-- START RECORD EXTRACTS --

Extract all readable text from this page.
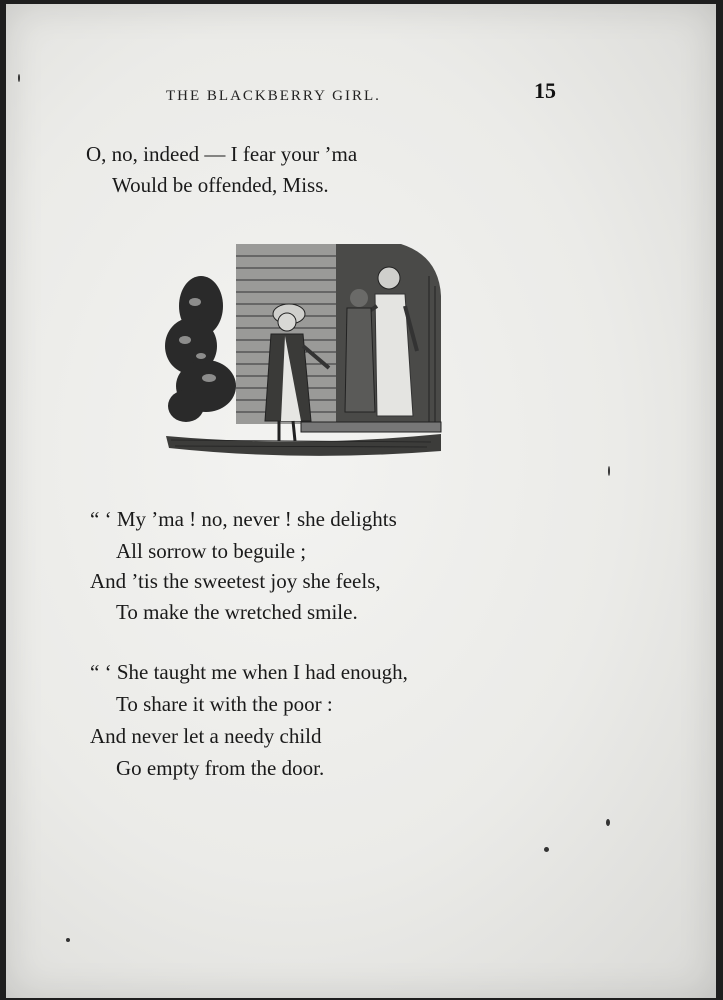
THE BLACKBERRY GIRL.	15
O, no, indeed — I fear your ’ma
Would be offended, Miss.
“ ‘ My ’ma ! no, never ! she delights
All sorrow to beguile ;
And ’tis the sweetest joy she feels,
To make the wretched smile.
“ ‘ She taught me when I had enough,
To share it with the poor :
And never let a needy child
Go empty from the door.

-- END RECORD EXTRACTS --
-- START RECORD EXTRACTS --

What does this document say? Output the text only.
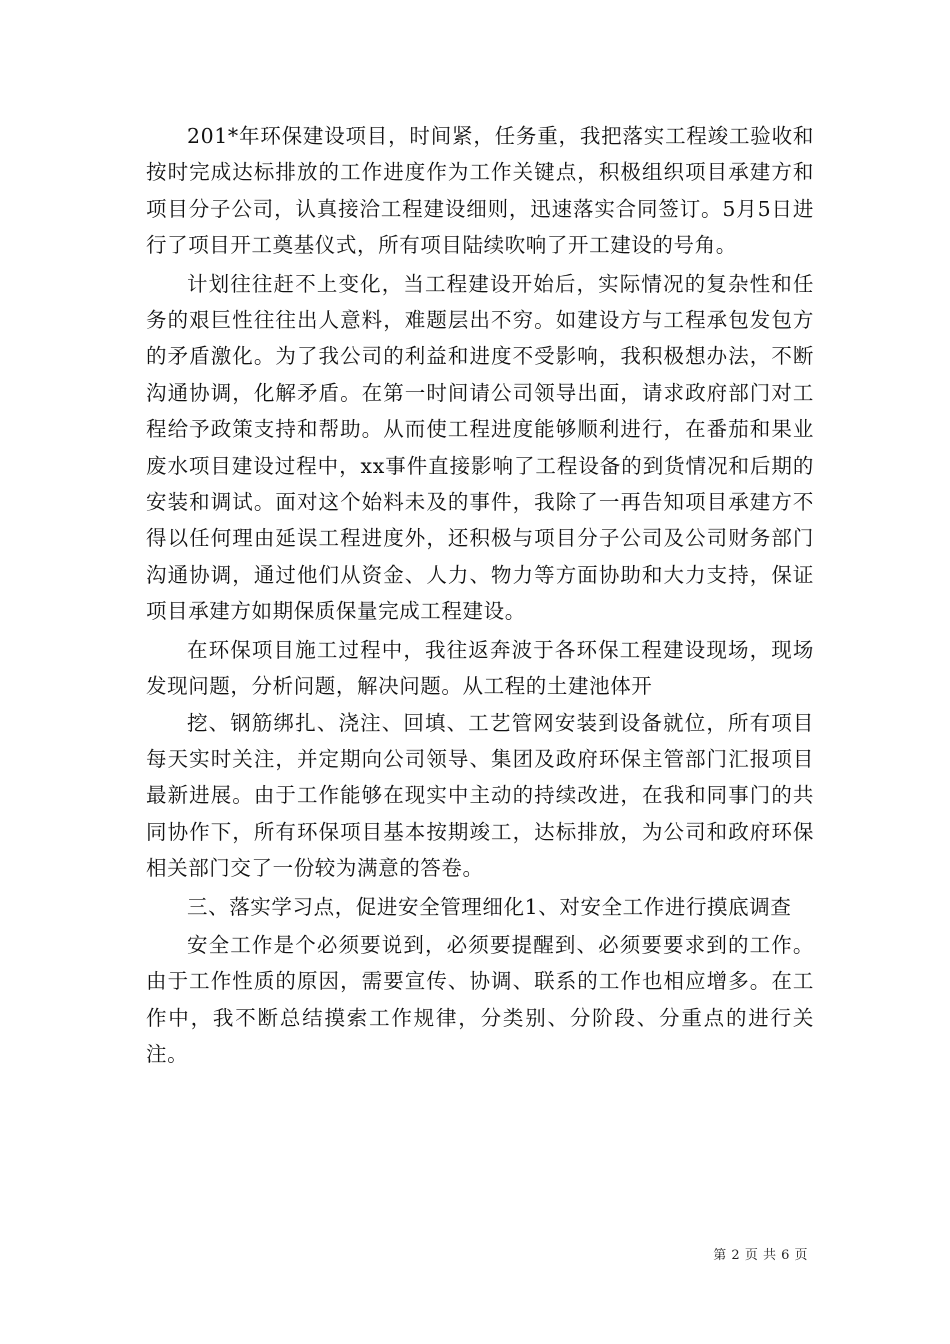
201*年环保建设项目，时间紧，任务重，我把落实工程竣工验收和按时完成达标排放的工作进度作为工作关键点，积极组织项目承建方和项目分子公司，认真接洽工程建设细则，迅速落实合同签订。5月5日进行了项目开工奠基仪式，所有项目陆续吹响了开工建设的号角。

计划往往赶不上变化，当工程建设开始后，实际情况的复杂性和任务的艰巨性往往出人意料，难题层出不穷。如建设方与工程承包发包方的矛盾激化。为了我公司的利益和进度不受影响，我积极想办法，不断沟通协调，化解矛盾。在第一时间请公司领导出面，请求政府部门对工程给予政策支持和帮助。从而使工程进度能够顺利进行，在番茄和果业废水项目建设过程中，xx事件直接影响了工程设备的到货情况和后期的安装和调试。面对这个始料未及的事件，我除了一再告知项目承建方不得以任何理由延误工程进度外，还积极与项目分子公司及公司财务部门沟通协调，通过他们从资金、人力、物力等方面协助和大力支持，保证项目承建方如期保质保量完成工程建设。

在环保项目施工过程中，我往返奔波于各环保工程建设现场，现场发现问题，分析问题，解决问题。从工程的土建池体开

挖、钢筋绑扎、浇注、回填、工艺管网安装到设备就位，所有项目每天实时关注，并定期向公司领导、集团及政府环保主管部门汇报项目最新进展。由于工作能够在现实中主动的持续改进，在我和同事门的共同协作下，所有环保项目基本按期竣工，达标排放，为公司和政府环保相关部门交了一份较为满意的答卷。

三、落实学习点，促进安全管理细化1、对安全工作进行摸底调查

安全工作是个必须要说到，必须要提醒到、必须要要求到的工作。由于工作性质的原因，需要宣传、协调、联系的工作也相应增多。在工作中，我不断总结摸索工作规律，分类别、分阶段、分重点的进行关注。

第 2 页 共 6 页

-- END RECORD EXTRACTS --

Only the count is needed: the number of lines in the data that include the word "never".

FINISHED TASK →
2